# Challenge
Extract from the rows below each line that contains the string "labels".

# Records to process

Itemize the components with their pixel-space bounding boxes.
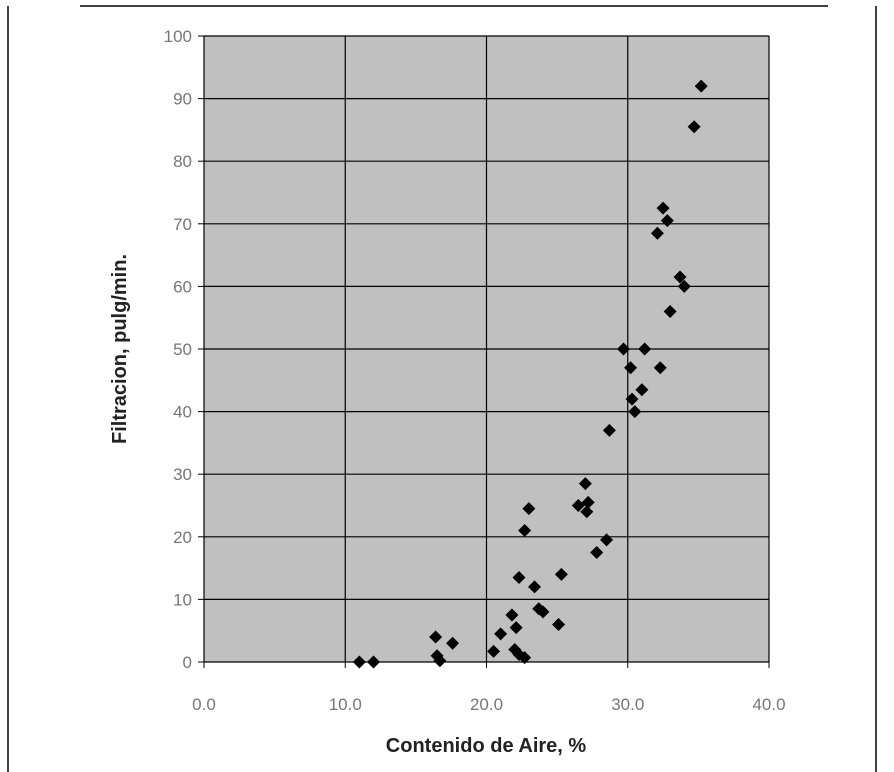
data-point bbox=[602, 423, 616, 437]
x-tick-label: 30.0 bbox=[611, 695, 644, 714]
x-axis-title: Contenido de Aire, % bbox=[386, 735, 587, 757]
data-point bbox=[509, 621, 523, 635]
data-point bbox=[600, 533, 614, 547]
y-tick-label: 80 bbox=[173, 152, 192, 171]
y-tick-label: 10 bbox=[173, 590, 192, 609]
data-point bbox=[487, 644, 501, 658]
data-point bbox=[650, 226, 664, 240]
y-tick-label: 100 bbox=[164, 27, 192, 46]
data-point bbox=[367, 655, 380, 669]
data-point bbox=[663, 304, 677, 318]
data-point bbox=[528, 580, 542, 594]
data-point bbox=[518, 524, 532, 538]
x-tick-label: 0.0 bbox=[192, 695, 216, 714]
data-point bbox=[660, 214, 674, 228]
y-tick-label: 50 bbox=[173, 340, 192, 359]
y-tick-label: 90 bbox=[173, 90, 192, 109]
y-tick-label: 70 bbox=[173, 215, 192, 234]
data-point bbox=[522, 502, 536, 516]
y-axis-tick-labels: 0 10 20 30 40 50 60 70 80 90 100 bbox=[164, 27, 192, 672]
data-point bbox=[433, 654, 447, 668]
data-point bbox=[617, 342, 631, 356]
data-point bbox=[653, 361, 667, 375]
data-point bbox=[635, 383, 649, 397]
data-point bbox=[536, 605, 550, 619]
x-tick-label: 20.0 bbox=[470, 695, 503, 714]
data-point bbox=[578, 477, 592, 491]
data-point bbox=[581, 495, 595, 509]
data-point bbox=[638, 342, 652, 356]
data-point bbox=[494, 627, 508, 641]
data-point bbox=[677, 279, 691, 293]
data-point bbox=[673, 270, 687, 284]
data-point bbox=[624, 361, 638, 375]
data-point bbox=[694, 79, 708, 93]
data-point bbox=[352, 655, 366, 669]
x-axis-tick-labels: 0.0 10.0 20.0 30.0 40.0 bbox=[192, 695, 785, 714]
data-point bbox=[512, 570, 526, 584]
x-tick-label: 10.0 bbox=[329, 695, 362, 714]
data-point bbox=[628, 405, 642, 419]
data-point bbox=[580, 505, 594, 519]
y-tick-label: 20 bbox=[173, 528, 192, 547]
data-point bbox=[518, 651, 532, 665]
y-tick-label: 60 bbox=[173, 277, 192, 296]
data-point bbox=[571, 499, 585, 512]
data-point bbox=[554, 567, 568, 581]
y-axis-title: Filtracion, pulg/min. bbox=[109, 254, 131, 444]
data-point bbox=[446, 636, 460, 650]
data-point bbox=[625, 392, 639, 406]
data-point bbox=[687, 120, 701, 134]
data-point bbox=[429, 630, 443, 644]
y-tick-label: 40 bbox=[173, 403, 192, 422]
x-tick-label: 40.0 bbox=[752, 695, 785, 714]
data-points bbox=[352, 79, 708, 669]
data-point bbox=[505, 608, 519, 622]
data-point bbox=[552, 617, 566, 631]
y-tick-label: 30 bbox=[173, 465, 192, 484]
y-tick-label: 0 bbox=[183, 653, 192, 672]
tick-marks bbox=[198, 35, 770, 668]
data-point bbox=[590, 545, 604, 559]
data-point bbox=[656, 201, 670, 215]
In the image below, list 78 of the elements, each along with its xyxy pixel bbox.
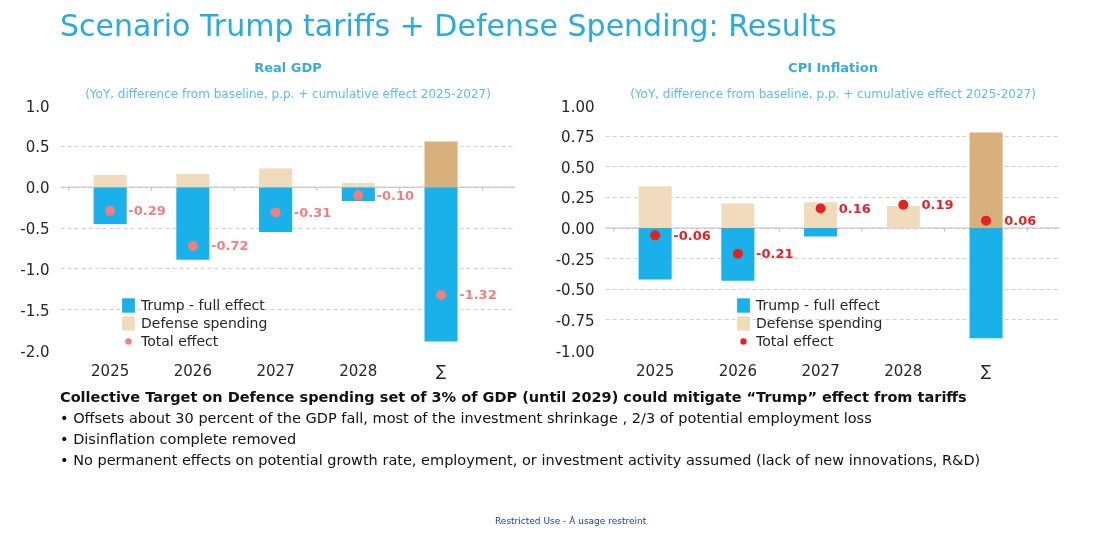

# The solution
y-axis-tick-labels: 0 10 20 30 40 50 60 70 80 90 100 bbox=[164, 27, 192, 672]
x-axis-tick-labels: 0.0 10.0 20.0 30.0 40.0 bbox=[192, 695, 785, 714]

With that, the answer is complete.